• [DATA EXTRACT]
╔══
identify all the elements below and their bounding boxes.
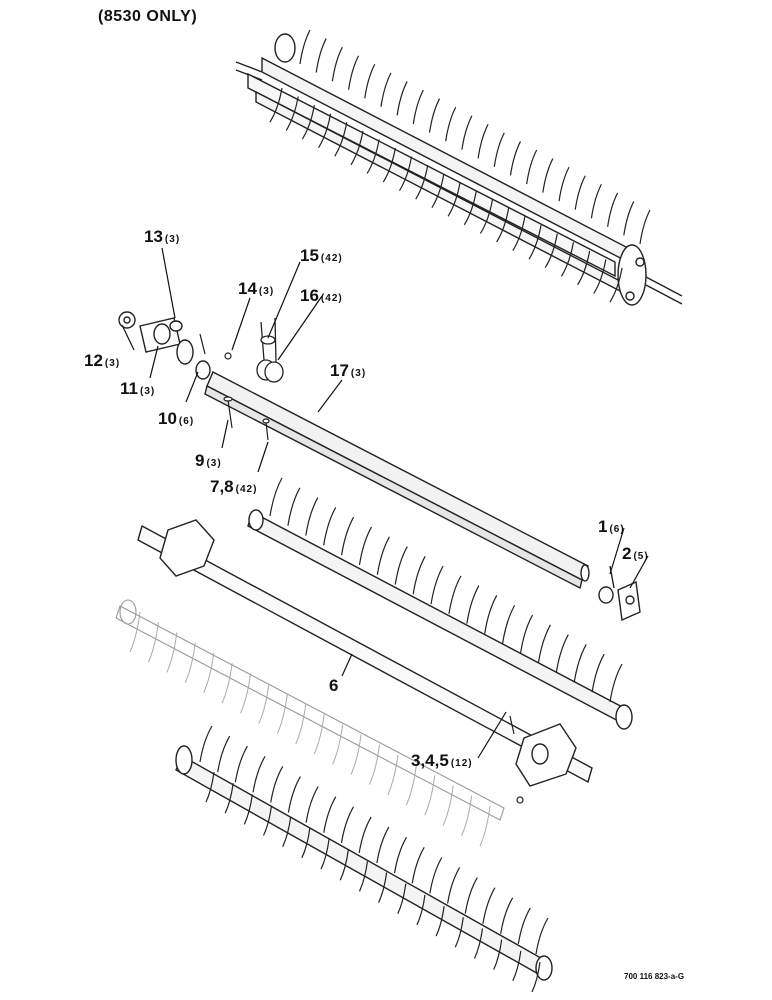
tine-spring-15-16 xyxy=(256,317,284,383)
callout-3-4-5: 3,4,5(12) xyxy=(411,751,473,770)
document-reference: 700 116 823-a-G xyxy=(624,972,685,981)
bearing-housing-12 xyxy=(118,311,136,329)
callout-15: 15(42) xyxy=(300,246,343,265)
clip-14 xyxy=(224,352,232,360)
callout-9: 9(3) xyxy=(195,451,222,470)
bearing-1-2 xyxy=(598,565,641,622)
tine-bar-ghost xyxy=(115,599,505,821)
cotter-pin xyxy=(199,333,206,355)
tine-bar-17 xyxy=(204,371,590,590)
callout-17: 17(3) xyxy=(330,361,367,380)
leader-lines xyxy=(121,247,649,759)
reel-tines-ghost xyxy=(129,611,491,847)
hardware-3-4-5 xyxy=(509,715,524,804)
callout-6: 6 xyxy=(329,676,339,695)
callout-16: 16(42) xyxy=(300,286,343,305)
callout-14: 14(3) xyxy=(238,279,275,298)
screw-7-8 xyxy=(262,418,270,441)
tine-bar-middle xyxy=(247,509,633,730)
reel-tines-top xyxy=(269,29,651,303)
bolt-9 xyxy=(223,396,233,429)
bushing-10 xyxy=(195,360,211,380)
tine-bar-bottom xyxy=(175,745,553,981)
model-note: (8530 ONLY) xyxy=(98,8,198,25)
reel-tines-bottom xyxy=(199,725,549,993)
pin-13 xyxy=(169,320,183,332)
bearing-11 xyxy=(139,317,194,365)
callout-1: 1(6) xyxy=(598,517,625,536)
callout-10: 10(6) xyxy=(158,409,195,428)
shaft-6 xyxy=(137,519,593,787)
reel-tines-middle xyxy=(269,477,623,703)
callout-2: 2(5) xyxy=(622,544,649,563)
callout-12: 12(3) xyxy=(84,351,121,370)
callout-7-8: 7,8(42) xyxy=(210,477,258,496)
callout-13: 13(3) xyxy=(144,227,181,246)
callout-11: 11(3) xyxy=(120,379,156,398)
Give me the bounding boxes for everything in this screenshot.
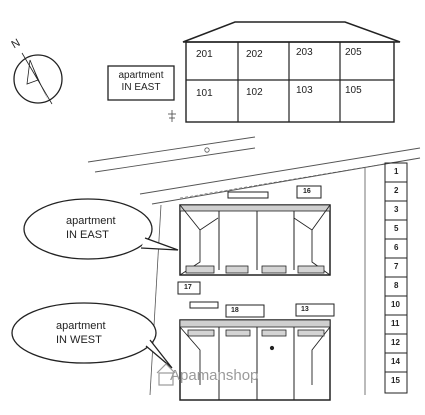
parking-2: 2 <box>394 186 399 195</box>
parking-11: 11 <box>391 319 400 328</box>
parking-1: 1 <box>394 167 399 176</box>
callout-east-text: apartment IN EAST <box>66 214 116 242</box>
room-103: 103 <box>296 85 313 96</box>
east-block <box>179 204 331 276</box>
plot-boxes <box>177 185 335 318</box>
compass-icon <box>13 52 63 105</box>
room-105: 105 <box>345 85 362 96</box>
plot-18: 18 <box>231 307 239 314</box>
building-sign-line1: apartment <box>118 70 164 81</box>
callout-west-line2: IN WEST <box>56 334 102 346</box>
parking-7: 7 <box>394 262 399 271</box>
roof-outline <box>182 21 401 43</box>
room-101: 101 <box>196 88 213 99</box>
tree-icon <box>168 110 176 122</box>
room-203: 203 <box>296 47 313 58</box>
callout-east-line1: apartment <box>66 215 116 227</box>
roads <box>87 136 421 396</box>
room-202: 202 <box>246 49 263 60</box>
parking-strip <box>384 162 408 394</box>
callout-west <box>11 302 173 369</box>
parking-6: 6 <box>394 243 399 252</box>
parking-10: 10 <box>391 300 400 309</box>
room-201: 201 <box>196 49 213 60</box>
parking-8: 8 <box>394 281 399 290</box>
callout-west-line1: apartment <box>56 320 106 332</box>
plot-17: 17 <box>184 284 192 291</box>
building-sign: apartment IN EAST <box>108 70 174 94</box>
entrance-boxes <box>189 191 269 309</box>
room-205: 205 <box>345 47 362 58</box>
parking-12: 12 <box>391 338 400 347</box>
building-sign-line2: IN EAST <box>121 82 161 93</box>
plot-16: 16 <box>303 188 311 195</box>
building-elevation <box>182 21 401 123</box>
callout-west-text: apartment IN WEST <box>56 319 106 347</box>
plot-13: 13 <box>301 306 309 313</box>
callout-east <box>23 198 179 260</box>
watermark: Apamanshop <box>170 367 259 384</box>
parking-3: 3 <box>394 205 399 214</box>
parking-14: 14 <box>391 357 400 366</box>
room-102: 102 <box>246 87 263 98</box>
callout-east-line2: IN EAST <box>66 229 109 241</box>
building-outline <box>185 41 395 123</box>
parking-15: 15 <box>391 376 400 385</box>
building-sign-box <box>107 65 175 101</box>
west-block <box>179 319 331 401</box>
parking-5: 5 <box>394 224 399 233</box>
house-icon <box>156 363 176 386</box>
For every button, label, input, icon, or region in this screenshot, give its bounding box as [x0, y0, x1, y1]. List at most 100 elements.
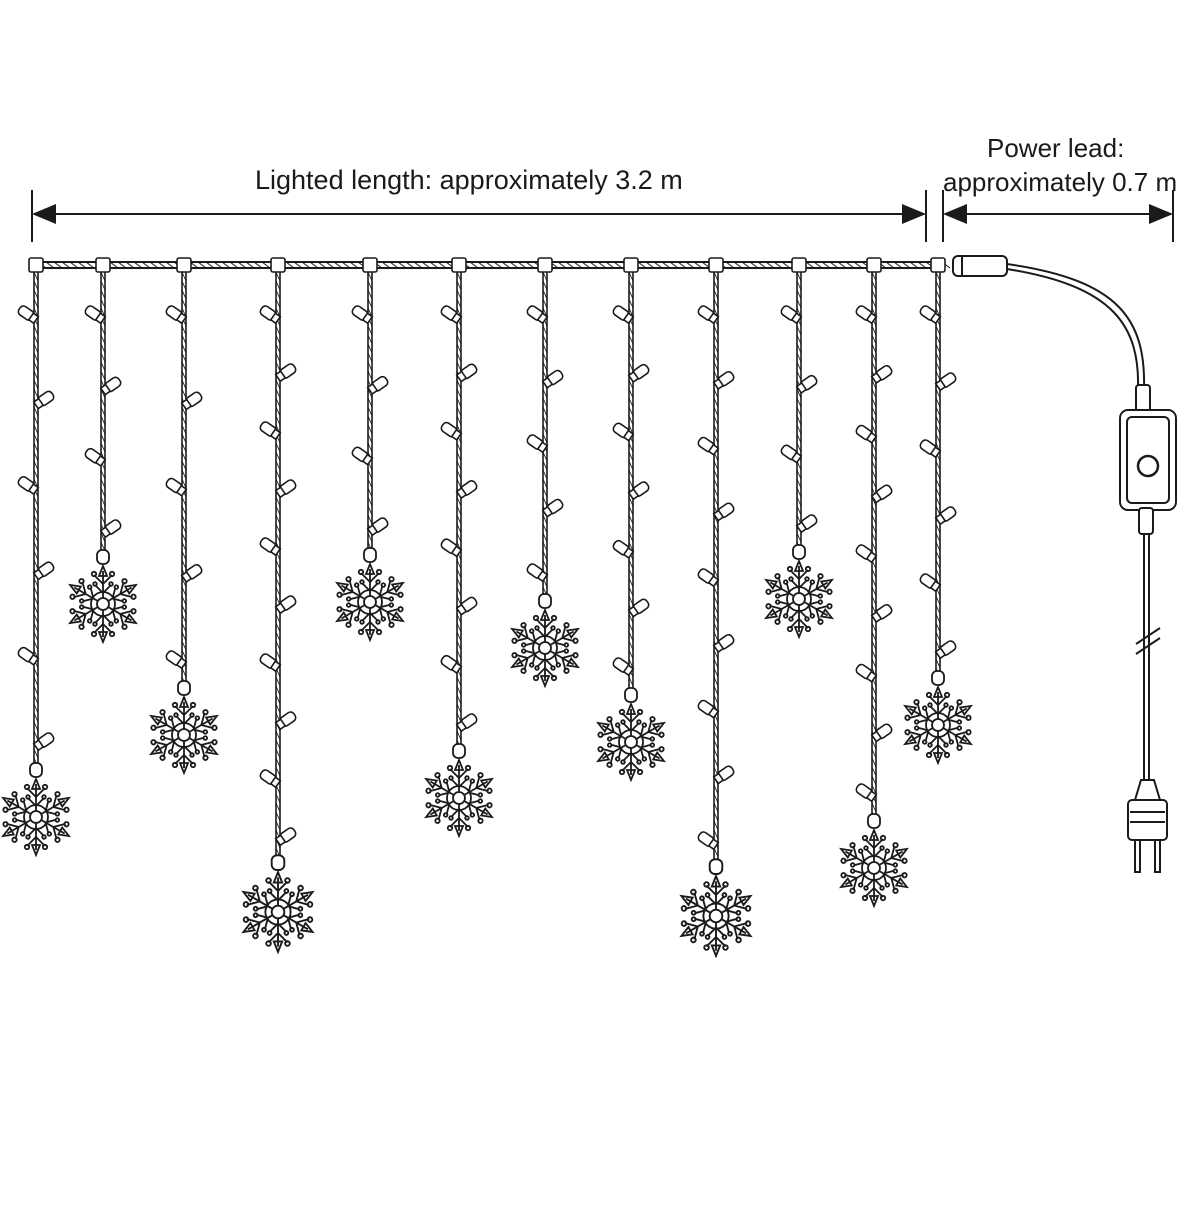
power-lead-value: approximately 0.7 m	[943, 167, 1178, 197]
bulb-icon	[934, 372, 957, 392]
bulb-icon	[697, 568, 720, 588]
bulb-icon	[934, 506, 957, 526]
bulb-icon	[697, 305, 720, 325]
bulb-icon	[99, 376, 122, 396]
bulb-icon	[870, 364, 893, 385]
snowflake-icon	[0, 762, 76, 856]
bulb-icon	[712, 765, 735, 785]
bulb-icon	[440, 538, 463, 558]
bulb-icon	[274, 363, 297, 383]
bulb-icon	[855, 544, 878, 564]
bulb-icon	[274, 595, 297, 615]
wire-clip	[791, 257, 807, 273]
wire-clip	[451, 257, 467, 273]
snowflake-icon	[330, 547, 410, 641]
snowflake-icon	[591, 687, 671, 781]
strands	[0, 257, 978, 957]
strand	[144, 257, 224, 774]
bulb-icon	[351, 446, 374, 466]
bulb-icon	[32, 561, 55, 581]
wire-clip	[866, 257, 882, 273]
bulb-icon	[627, 598, 650, 618]
wire-clip	[28, 257, 44, 273]
bulb-icon	[259, 653, 282, 673]
bulb-icon	[440, 421, 463, 441]
bulb-icon	[919, 573, 942, 593]
bulb-icon	[440, 654, 463, 675]
bulb-icon	[612, 305, 635, 325]
bulb-icon	[697, 831, 720, 851]
bulb-icon	[627, 363, 650, 384]
wire-clip	[930, 257, 946, 273]
strand	[898, 257, 978, 764]
snowflake-icon	[759, 544, 839, 638]
bulb-icon	[870, 603, 893, 624]
bulb-icon	[440, 305, 463, 325]
bulb-icon	[855, 783, 878, 803]
bulb-icon	[919, 305, 942, 325]
bulb-icon	[165, 650, 188, 670]
controller-box-icon	[1119, 409, 1177, 511]
bulb-icon	[17, 476, 40, 496]
bulb-icon	[455, 713, 478, 733]
bulb-icon	[180, 391, 203, 411]
wire-clip	[708, 257, 724, 273]
bulb-icon	[780, 444, 803, 464]
bulb-icon	[165, 305, 188, 325]
bulb-icon	[526, 305, 549, 325]
bulb-icon	[697, 436, 720, 456]
bulb-icon	[526, 434, 549, 454]
bulb-icon	[612, 539, 635, 560]
wire-clip	[623, 257, 639, 273]
power-lead	[952, 255, 1177, 873]
snowflake-icon	[674, 858, 758, 957]
bulb-icon	[351, 305, 374, 325]
strand	[0, 257, 76, 856]
snowflake-icon	[63, 549, 143, 643]
cable-break-mark	[1135, 627, 1161, 645]
bulb-icon	[274, 711, 297, 731]
main-wire	[29, 261, 951, 269]
power-lead-title: Power lead:	[987, 133, 1125, 163]
bulb-icon	[712, 370, 735, 391]
bulb-icon	[526, 563, 549, 583]
bulb-icon	[259, 421, 282, 441]
plug-icon	[1127, 779, 1168, 873]
controller-button-icon	[1136, 454, 1160, 478]
bulb-icon	[795, 374, 818, 395]
bulb-icon	[697, 699, 720, 719]
wire-clip	[95, 257, 111, 273]
bulb-icon	[870, 484, 893, 504]
bulb-icon	[712, 502, 735, 522]
bulb-icon	[259, 305, 282, 325]
bulb-icon	[84, 447, 107, 468]
bulb-icon	[17, 305, 40, 325]
bulb-icon	[32, 732, 55, 752]
bulb-icon	[274, 827, 297, 847]
bulb-icon	[17, 646, 40, 666]
bulb-icon	[855, 663, 878, 683]
strand	[591, 257, 671, 781]
bulb-icon	[455, 596, 478, 616]
bulb-icon	[259, 537, 282, 557]
dimension-lines	[31, 190, 1174, 242]
strand	[330, 257, 410, 641]
wire-clip	[362, 257, 378, 273]
bulb-icon	[99, 519, 122, 539]
bulb-icon	[455, 363, 478, 383]
bulb-icon	[627, 481, 650, 501]
snowflake-icon	[834, 813, 914, 907]
bulb-icon	[712, 633, 735, 654]
bulb-icon	[855, 305, 878, 325]
bulb-icon	[541, 498, 564, 518]
strand	[419, 257, 499, 837]
snowflake-icon	[144, 680, 224, 774]
wire-clip	[176, 257, 192, 273]
wire-clip	[270, 257, 286, 273]
bulb-icon	[274, 479, 297, 499]
strand	[63, 257, 143, 643]
bulb-icon	[541, 369, 564, 389]
bulb-icon	[32, 390, 55, 410]
bulb-icon	[919, 439, 942, 459]
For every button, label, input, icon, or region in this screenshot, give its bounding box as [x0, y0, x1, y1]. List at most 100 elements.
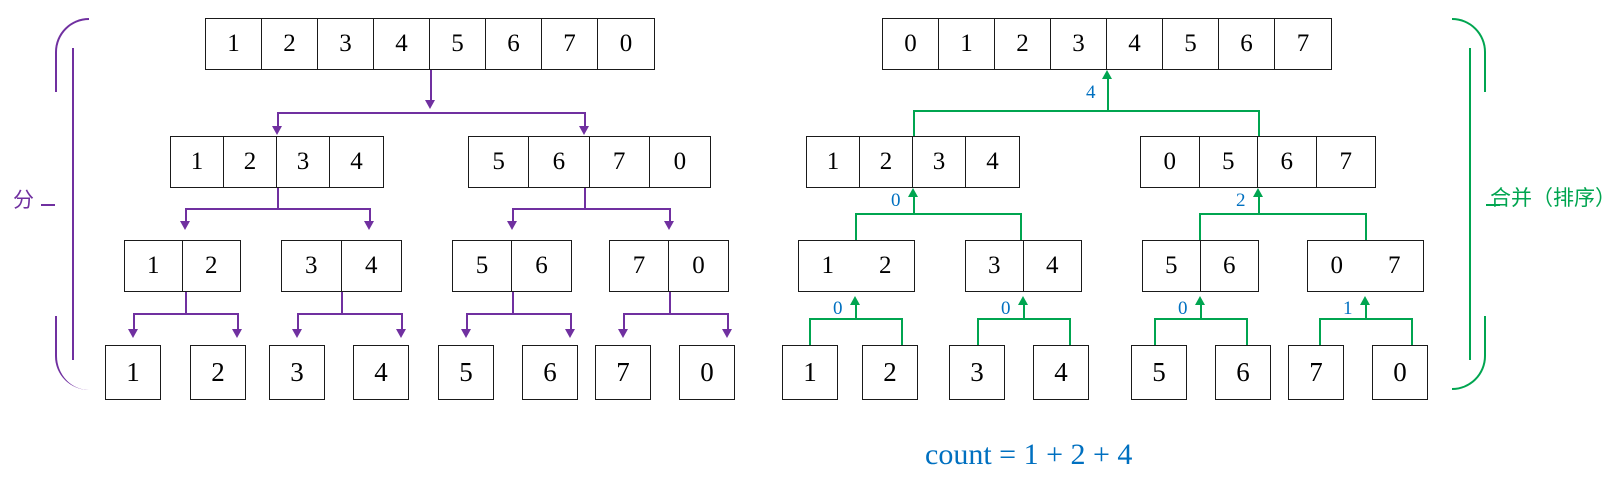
divide-leaf: 0 [679, 345, 735, 400]
cell: 7 [1388, 252, 1401, 279]
cell: 4 [986, 148, 999, 175]
cell: 2 [995, 19, 1051, 69]
merge-leaf: 5 [1131, 345, 1187, 400]
cell: 1 [125, 241, 183, 291]
divide-array-level2-0: 1 2 [124, 240, 241, 292]
merge-connector [977, 318, 979, 345]
arrow-down-icon [579, 126, 589, 135]
arrow-down-icon [461, 329, 471, 338]
arrow-up-icon [850, 296, 860, 305]
cell: 4 [365, 252, 378, 279]
merge-leaf: 7 [1288, 345, 1344, 400]
divide-connector [466, 313, 570, 315]
cell: 7 [542, 19, 598, 69]
divide-connector [297, 313, 299, 333]
merge-connector [1365, 213, 1367, 240]
divide-connector [512, 292, 514, 313]
cell: 1 [807, 137, 860, 187]
merge-count-level2-0: 0 [833, 298, 843, 319]
divide-leaf: 4 [353, 345, 409, 400]
arrow-down-icon [128, 329, 138, 338]
cell: 4 [1107, 19, 1163, 69]
merge-count-level0: 4 [1086, 82, 1096, 103]
merge-array-level0: 0 1 2 3 4 5 6 7 [882, 18, 1332, 70]
merge-connector [1023, 305, 1025, 320]
arrow-down-icon [232, 329, 242, 338]
merge-count-level2-1: 0 [1001, 298, 1011, 319]
arrow-down-icon [507, 221, 517, 230]
divide-connector [669, 208, 671, 225]
cell: 2 [879, 252, 892, 279]
arrow-up-icon [1360, 296, 1370, 305]
arrow-up-icon [908, 188, 918, 197]
cell: 0 [883, 19, 939, 69]
divide-array-level1-left: 1 2 3 4 [170, 136, 384, 188]
merge-connector [1258, 110, 1260, 136]
cell: 6 [1219, 19, 1275, 69]
cell: 6 [535, 252, 548, 279]
merge-count-level2-3: 1 [1343, 298, 1353, 319]
divide-leaf: 1 [105, 345, 161, 400]
merge-connector [855, 213, 857, 240]
merge-connector [977, 318, 1069, 320]
divide-connector [133, 313, 135, 333]
divide-connector [669, 292, 671, 313]
cell: 0 [673, 148, 687, 175]
merge-connector [901, 318, 903, 345]
cell: 2 [262, 19, 318, 69]
arrow-down-icon [180, 221, 190, 230]
arrow-down-icon [425, 100, 435, 109]
merge-leaf: 1 [782, 345, 838, 400]
divide-connector [512, 208, 514, 225]
merge-connector [1154, 318, 1156, 345]
merge-array-level2-1: 3 4 [965, 240, 1082, 292]
arrow-up-icon [1018, 296, 1028, 305]
cell: 4 [374, 19, 430, 69]
divide-connector [584, 112, 586, 130]
cell: 3 [282, 241, 342, 291]
merge-connector [809, 318, 811, 345]
merge-connector [809, 318, 901, 320]
cell: 7 [610, 241, 670, 291]
merge-array-level1-left: 1 2 3 4 [806, 136, 1020, 188]
cell: 7 [1296, 30, 1310, 57]
divide-bracket [41, 18, 89, 390]
merge-connector [1199, 213, 1365, 215]
divide-connector [185, 208, 187, 225]
merge-array-level1-right: 0 5 6 7 [1140, 136, 1376, 188]
divide-leaf: 7 [595, 345, 651, 400]
divide-connector [277, 188, 279, 208]
cell: 6 [1223, 252, 1236, 279]
divide-connector [466, 313, 468, 333]
divide-array-level0: 1 2 3 4 5 6 7 0 [205, 18, 655, 70]
cell: 5 [453, 241, 513, 291]
merge-array-level2-0: 1 2 [798, 240, 915, 292]
arrow-down-icon [396, 329, 406, 338]
cell: 5 [1143, 241, 1201, 291]
merge-leaf: 0 [1372, 345, 1428, 400]
merge-count-level1-right: 2 [1236, 190, 1246, 211]
divide-array-level2-1: 3 4 [281, 240, 402, 292]
merge-connector [1154, 318, 1246, 320]
divide-connector [341, 292, 343, 313]
divide-connector [369, 208, 371, 225]
cell: 5 [1200, 137, 1258, 187]
divide-array-level2-2: 5 6 [452, 240, 572, 292]
merge-leaf: 4 [1033, 345, 1089, 400]
merge-connector [1199, 213, 1201, 240]
arrow-down-icon [272, 126, 282, 135]
cell: 7 [590, 137, 650, 187]
merge-connector [913, 110, 915, 136]
merge-connector [1069, 318, 1071, 345]
cell: 0 [692, 252, 705, 279]
merge-count-level2-2: 0 [1178, 298, 1188, 319]
merge-label: 合并（排序） [1490, 186, 1616, 210]
merge-connector [1258, 197, 1260, 215]
cell: 6 [486, 19, 542, 69]
divide-connector [584, 188, 586, 208]
cell: 3 [966, 241, 1024, 291]
cell: 5 [430, 19, 486, 69]
merge-connector [1319, 318, 1321, 345]
merge-connector [855, 213, 1020, 215]
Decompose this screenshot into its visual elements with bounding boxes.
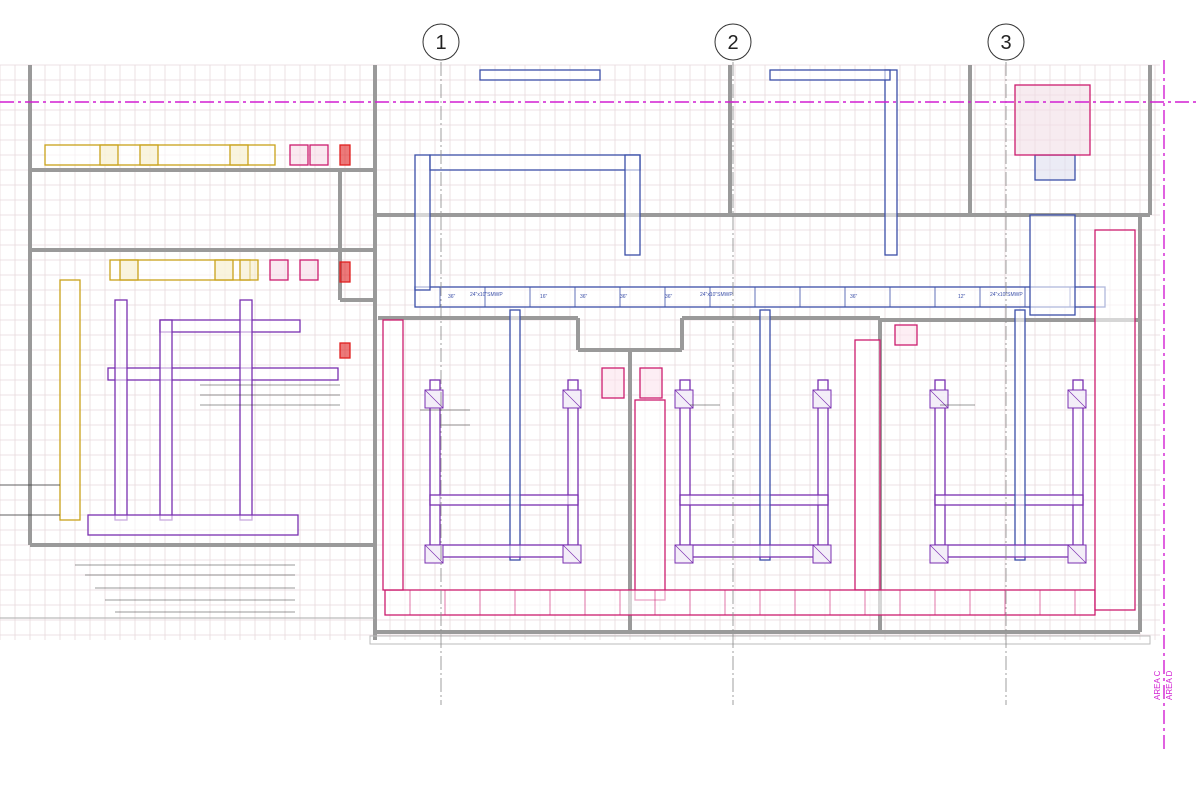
╚══
• [DIRECTIONS FOR THIS TASK]
Update the part that opens with the line containing "tine-spring-15-16 xyxy=(256,317,284,383)" and closes with the line containing "callout-7-8: 7,8(42) xyxy=(210,477,258,496)" by replacing "ghost" with "phantom", leaving everything else unchanged, and give only those lines.

• [OUTPUT FOR THIS TASK]
tine-spring-15-16 xyxy=(256,317,284,383)
callout-3-4-5: 3,4,5(12) xyxy=(411,751,473,770)
document-reference: 700 116 823-a-G xyxy=(624,972,685,981)
bearing-housing-12 xyxy=(118,311,136,329)
callout-15: 15(42) xyxy=(300,246,343,265)
clip-14 xyxy=(224,352,232,360)
callout-9: 9(3) xyxy=(195,451,222,470)
bearing-1-2 xyxy=(598,565,641,622)
tine-bar-phantom xyxy=(115,599,505,821)
cotter-pin xyxy=(199,333,206,355)
tine-bar-17 xyxy=(204,371,590,590)
callout-17: 17(3) xyxy=(330,361,367,380)
leader-lines xyxy=(121,247,649,759)
reel-tines-phantom xyxy=(129,611,491,847)
hardware-3-4-5 xyxy=(509,715,524,804)
callout-6: 6 xyxy=(329,676,339,695)
callout-16: 16(42) xyxy=(300,286,343,305)
callout-14: 14(3) xyxy=(238,279,275,298)
screw-7-8 xyxy=(262,418,270,441)
tine-bar-middle xyxy=(247,509,633,730)
reel-tines-top xyxy=(269,29,651,303)
bolt-9 xyxy=(223,396,233,429)
bushing-10 xyxy=(195,360,211,380)
tine-bar-bottom xyxy=(175,745,553,981)
model-note: (8530 ONLY) xyxy=(98,8,198,25)
reel-tines-bottom xyxy=(199,725,549,993)
pin-13 xyxy=(169,320,183,332)
bearing-11 xyxy=(139,317,194,365)
callout-1: 1(6) xyxy=(598,517,625,536)
callout-10: 10(6) xyxy=(158,409,195,428)
shaft-6 xyxy=(137,519,593,787)
reel-tines-middle xyxy=(269,477,623,703)
callout-2: 2(5) xyxy=(622,544,649,563)
callout-12: 12(3) xyxy=(84,351,121,370)
callout-7-8: 7,8(42) xyxy=(210,477,258,496)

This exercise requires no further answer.